Der Beziehungsreichtum, den die Pianistin mit ihrer Auswahl hergestellt hatte, verdichtete sich unter ihren Händen zu einer sinnlichen Entdeckungsreise. Mit differenziertem Anschlag erkundete Sina Kloke den Kontrast aus Melancholie und Rausch bei Debussy und kostete die chromatischen Umwege aus, mit denen Enescu so kunstvoll die Erlösung hinaus zögert. Da lässt man sich gern immer und immer wieder auf die Folter spannen; die süße Qual wird zum Genuss. Schwer zu verstehen, warum diese herrliche Musik nicht viel öfter gespielt und bejubelt wird.
Bei Brahms traf Kloke ins Schwarze
Allerdings hätte Kloke – die in ihrer ganzen Körpersprache sehr diszipliniert wirkt – hier manchmal noch etwas mutiger in die Extreme gehen, die ekstatischen Momente noch ungezügelter ausleben können. Kontrolle ist ja gut, aber nicht immer besser. Bei den vier Klavierstücken op. 119 von Brahms traf Sina Kloke dagegen genau ins Schwarze. Diese seelenherbstliche Musik, die nichts mehr beweisen will, sondern ihre Botschaft mit knappen, schattigen Gesten andeutet, bedarf genau jener Sensibilität für Zwischentöne, die Klokes Spiel auszeichnet, aber auch ihrem Sinn für eine gute Klangbalance.
In den vollgriffigen, beinahe orchestralen Passagen des letzten und längsten Brahms-Stücks wahrte die junge Pianistin ihren kultivierten Ton, bevor sie zum Abschluss die Ausdrucksvielfalt im Schaffen von Clara Schumann ergründete: die tiefe, hinter eleganten Schlenkern kaum versteckte Wehmut der Ballade op. 6 und das virtuose Flirren im Scherzo Nr. 2, durchglüht von einer Leidenschaft, wie sie viele Meisterwerke des 19. Jahrhunderts auszeichnet. Keine Frage, die Musik ist ein Gewinn. Wie die Pianistin auch.

§ **Aufgaben**
#1 Welche Werke von Brahms spielte Sina Kloke laut dem Text über die Pianistin?
#2 Fasse den Text über die Pianistin in zwei Sätzen zusammen.
#3 Gib den Absatz, der mit „In den vollgriffigen“ beginnt, im Text über die Pianistin als Stichpunktliste wieder und behalte die wichtigsten Fakten bei.

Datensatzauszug
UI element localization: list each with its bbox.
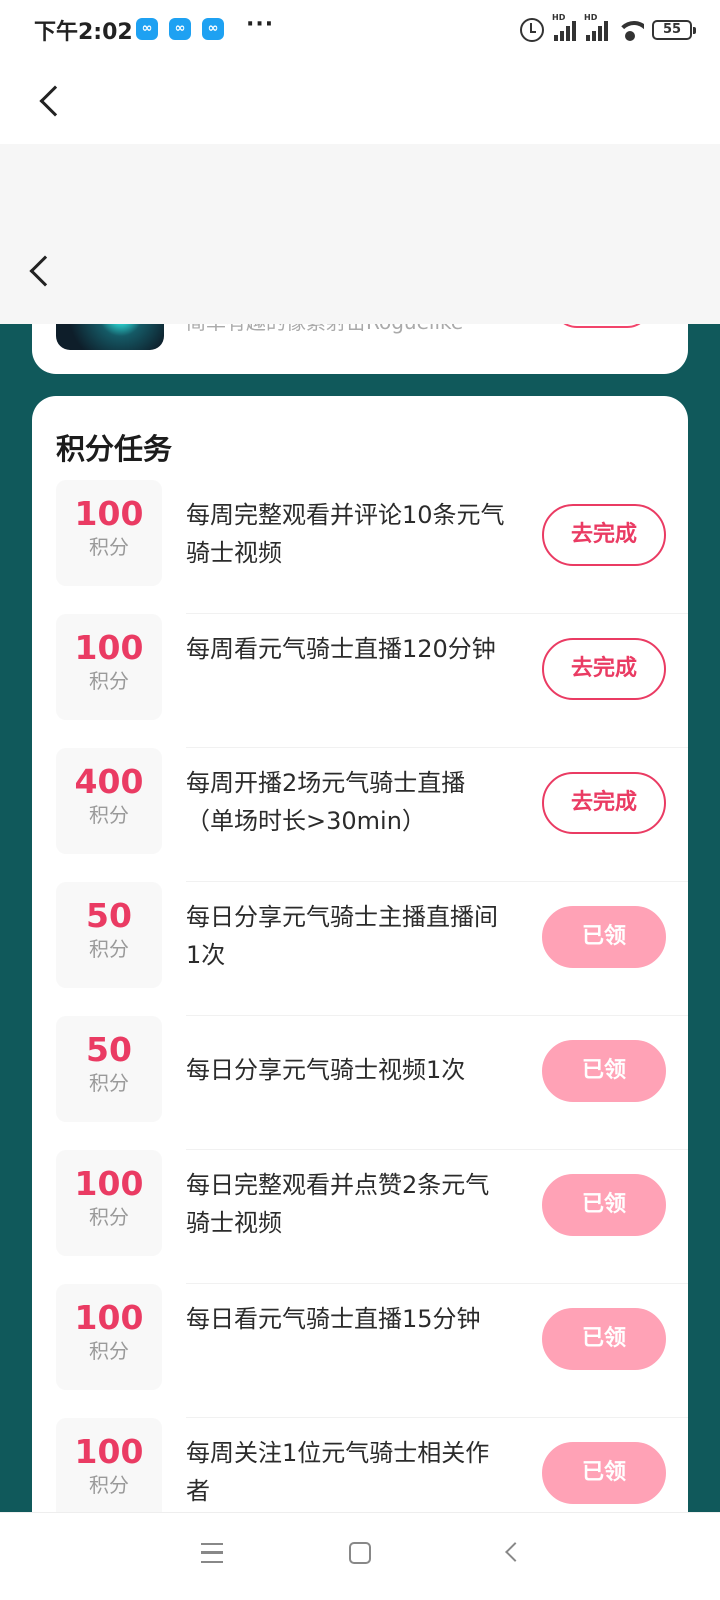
- task-row: 100 积分 每日完整观看并点赞2条元气骑士视频 已领: [56, 1150, 688, 1284]
- hd-label: HD: [584, 13, 598, 22]
- points-box: 50 积分: [56, 1016, 162, 1122]
- claimed-button[interactable]: 已领: [542, 1174, 666, 1236]
- points-value: 400: [74, 762, 144, 801]
- go-complete-button[interactable]: 去完成: [542, 504, 666, 566]
- task-description: 每周关注1位元气骑士相关作者: [186, 1439, 490, 1505]
- points-value: 100: [74, 1164, 144, 1203]
- system-nav-bar: [0, 1512, 720, 1600]
- task-row: 400 积分 每周开播2场元气骑士直播（单场时长>30min） 去完成: [56, 748, 688, 882]
- points-box: 400 积分: [56, 748, 162, 854]
- points-value: 50: [86, 896, 132, 935]
- claimed-button[interactable]: 已领: [542, 1442, 666, 1504]
- app-notification-icon: ∞: [136, 18, 158, 40]
- task-row: 100 积分 每日看元气骑士直播15分钟 已领: [56, 1284, 688, 1418]
- more-notifications-icon: ···: [246, 12, 275, 37]
- header-back-button[interactable]: [29, 255, 61, 287]
- alarm-icon: [520, 18, 544, 42]
- battery-icon: 55: [652, 20, 696, 40]
- app-notification-icon: ∞: [202, 18, 224, 40]
- points-unit: 积分: [89, 1339, 129, 1363]
- points-task-card: 积分任务 100 积分 每周完整观看并评论10条元气骑士视频 去完成 100 积…: [32, 396, 688, 1516]
- task-row: 100 积分 每周完整观看并评论10条元气骑士视频 去完成: [56, 480, 688, 614]
- signal-icon: HD: [584, 13, 608, 41]
- menu-icon[interactable]: [201, 1543, 223, 1563]
- points-value: 50: [86, 1030, 132, 1069]
- points-value: 100: [74, 628, 144, 667]
- signal-icon: HD: [552, 13, 576, 41]
- points-unit: 积分: [89, 1071, 129, 1095]
- go-complete-button[interactable]: 去完成: [542, 638, 666, 700]
- status-time: 下午2:02: [34, 20, 133, 45]
- points-box: 100 积分: [56, 1284, 162, 1390]
- status-right: HD HD 55: [520, 13, 696, 45]
- points-value: 100: [74, 1298, 144, 1337]
- points-unit: 积分: [89, 669, 129, 693]
- points-value: 100: [74, 1432, 144, 1471]
- back-icon[interactable]: [505, 1542, 525, 1562]
- task-description: 每周开播2场元气骑士直播（单场时长>30min）: [186, 769, 466, 835]
- top-nav: [0, 60, 720, 144]
- points-unit: 积分: [89, 1205, 129, 1229]
- wifi-icon: [616, 19, 644, 41]
- task-description: 每周看元气骑士直播120分钟: [186, 635, 496, 663]
- task-row: 100 积分 每周看元气骑士直播120分钟 去完成: [56, 614, 688, 748]
- task-description: 每日完整观看并点赞2条元气骑士视频: [186, 1171, 490, 1237]
- points-unit: 积分: [89, 1473, 129, 1497]
- claimed-button[interactable]: 已领: [542, 1040, 666, 1102]
- points-box: 100 积分: [56, 480, 162, 586]
- points-unit: 积分: [89, 535, 129, 559]
- points-box: 100 积分: [56, 1150, 162, 1256]
- task-description: 每日分享元气骑士主播直播间1次: [186, 903, 498, 969]
- app-notification-icon: ∞: [169, 18, 191, 40]
- task-description: 每日分享元气骑士视频1次: [186, 1056, 466, 1084]
- claimed-button[interactable]: 已领: [542, 906, 666, 968]
- go-complete-button[interactable]: 去完成: [542, 772, 666, 834]
- task-description: 每日看元气骑士直播15分钟: [186, 1305, 481, 1333]
- home-icon[interactable]: [349, 1542, 371, 1564]
- page-header: [0, 144, 720, 324]
- task-row: 50 积分 每日分享元气骑士主播直播间1次 已领: [56, 882, 688, 1016]
- points-box: 100 积分: [56, 614, 162, 720]
- back-button[interactable]: [39, 85, 71, 117]
- hd-label: HD: [552, 13, 566, 22]
- points-box: 100 积分: [56, 1418, 162, 1516]
- points-unit: 积分: [89, 937, 129, 961]
- points-unit: 积分: [89, 803, 129, 827]
- claimed-button[interactable]: 已领: [542, 1308, 666, 1370]
- status-bar: 下午2:02 ∞ ∞ ∞ ··· HD HD 55: [0, 0, 720, 60]
- task-description: 每周完整观看并评论10条元气骑士视频: [186, 501, 505, 567]
- points-box: 50 积分: [56, 882, 162, 988]
- section-title: 积分任务: [56, 432, 173, 466]
- points-value: 100: [74, 494, 144, 533]
- task-row: 50 积分 每日分享元气骑士视频1次 已领: [56, 1016, 688, 1150]
- task-row: 100 积分 每周关注1位元气骑士相关作者 已领: [56, 1418, 688, 1516]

§ **Lösungen**
#1 Die vier Klavierstücke op. 119.

#2 Sina Kloke spielte Werke von Debussy, Enescu, Brahms und Clara Schumann mit differenziertem Anschlag, hätte stellenweise aber mutiger in die Extreme gehen können. Bei den Klavierstücken op. 119 von Brahms traf sie genau ins Schwarze, und sowohl die Musik als auch die Pianistin werden als Gewinn bezeichnet.

#3
- Im letzten und längsten Brahms-Stück bewahrte Kloke in vollgriffigen, fast orchestralen Passagen ihren kultivierten Ton.
- Zum Abschluss ergründete sie die Ausdrucksvielfalt im Schaffen von Clara Schumann.
- Ballade op. 6: tiefe Wehmut, kaum versteckt hinter eleganten Schlenkern.
- Scherzo Nr. 2: virtuoses Flirren, durchglüht von Leidenschaft wie in vielen Meisterwerken des 19. Jahrhunderts.
- Fazit: Die Musik ist ein Gewinn, die Pianistin ebenso.